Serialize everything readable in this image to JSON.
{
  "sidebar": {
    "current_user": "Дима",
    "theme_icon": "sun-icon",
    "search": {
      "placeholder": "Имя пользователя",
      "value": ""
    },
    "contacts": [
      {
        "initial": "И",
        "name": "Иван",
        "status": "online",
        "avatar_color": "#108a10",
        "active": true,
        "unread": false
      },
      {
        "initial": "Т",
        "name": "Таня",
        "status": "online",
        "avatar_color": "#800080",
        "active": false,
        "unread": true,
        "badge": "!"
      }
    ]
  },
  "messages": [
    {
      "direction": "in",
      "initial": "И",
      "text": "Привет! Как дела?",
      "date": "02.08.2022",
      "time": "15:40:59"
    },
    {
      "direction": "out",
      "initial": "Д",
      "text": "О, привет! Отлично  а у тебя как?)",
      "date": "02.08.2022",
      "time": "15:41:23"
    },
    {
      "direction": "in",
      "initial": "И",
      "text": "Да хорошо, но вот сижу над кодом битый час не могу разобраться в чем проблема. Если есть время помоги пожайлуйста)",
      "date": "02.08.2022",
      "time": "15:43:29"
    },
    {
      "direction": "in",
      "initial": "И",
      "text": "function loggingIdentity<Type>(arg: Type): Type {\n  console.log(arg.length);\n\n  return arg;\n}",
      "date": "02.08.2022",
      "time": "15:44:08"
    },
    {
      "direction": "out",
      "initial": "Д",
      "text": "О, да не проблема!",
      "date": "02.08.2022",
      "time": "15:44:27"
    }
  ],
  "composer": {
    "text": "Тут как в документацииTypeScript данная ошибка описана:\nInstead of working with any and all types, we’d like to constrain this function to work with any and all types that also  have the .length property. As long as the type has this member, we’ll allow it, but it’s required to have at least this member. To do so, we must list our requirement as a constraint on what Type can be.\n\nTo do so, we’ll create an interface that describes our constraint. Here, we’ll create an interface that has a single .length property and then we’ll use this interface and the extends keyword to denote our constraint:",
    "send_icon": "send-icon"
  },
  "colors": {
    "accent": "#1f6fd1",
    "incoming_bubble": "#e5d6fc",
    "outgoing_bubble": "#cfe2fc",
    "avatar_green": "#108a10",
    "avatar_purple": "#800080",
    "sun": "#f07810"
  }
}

◆ ◆ ◆ ◆ ◆ ◆ ◆

Every line of the data above should be reproduced word for word.

Serialize everything readable in this image to JSON.
{
  "sidebar": {
    "current_user": "Дима",
    "theme_icon": "sun-icon",
    "search": {
      "placeholder": "Имя пользователя",
      "value": ""
    },
    "contacts": [
      {
        "initial": "И",
        "name": "Иван",
        "status": "online",
        "avatar_color": "#108a10",
        "active": true,
        "unread": false
      },
      {
        "initial": "Т",
        "name": "Таня",
        "status": "online",
        "avatar_color": "#800080",
        "active": false,
        "unread": true,
        "badge": "!"
      }
    ]
  },
  "messages": [
    {
      "direction": "in",
      "initial": "И",
      "text": "Привет! Как дела?",
      "date": "02.08.2022",
      "time": "15:40:59"
    },
    {
      "direction": "out",
      "initial": "Д",
      "text": "О, привет! Отлично  а у тебя как?)",
      "date": "02.08.2022",
      "time": "15:41:23"
    },
    {
      "direction": "in",
      "initial": "И",
      "text": "Да хорошо, но вот сижу над кодом битый час не могу разобраться в чем проблема. Если есть время помоги пожайлуйста)",
      "date": "02.08.2022",
      "time": "15:43:29"
    },
    {
      "direction": "in",
      "initial": "И",
      "text": "function loggingIdentity<Type>(arg: Type): Type {\n  console.log(arg.length);\n\n  return arg;\n}",
      "date": "02.08.2022",
      "time": "15:44:08"
    },
    {
      "direction": "out",
      "initial": "Д",
      "text": "О, да не проблема!",
      "date": "02.08.2022",
      "time": "15:44:27"
    }
  ],
  "composer": {
    "text": "Тут как в документацииTypeScript данная ошибка описана:\nInstead of working with any and all types, we’d like to constrain this function to work with any and all types that also  have the .length property. As long as the type has this member, we’ll allow it, but it’s required to have at least this member. To do so, we must list our requirement as a constraint on what Type can be.\n\nTo do so, we’ll create an interface that describes our constraint. Here, we’ll create an interface that has a single .length property and then we’ll use this interface and the extends keyword to denote our constraint:",
    "send_icon": "send-icon"
  },
  "colors": {
    "accent": "#1f6fd1",
    "incoming_bubble": "#e5d6fc",
    "outgoing_bubble": "#cfe2fc",
    "avatar_green": "#108a10",
    "avatar_purple": "#800080",
    "sun": "#f07810"
  }
}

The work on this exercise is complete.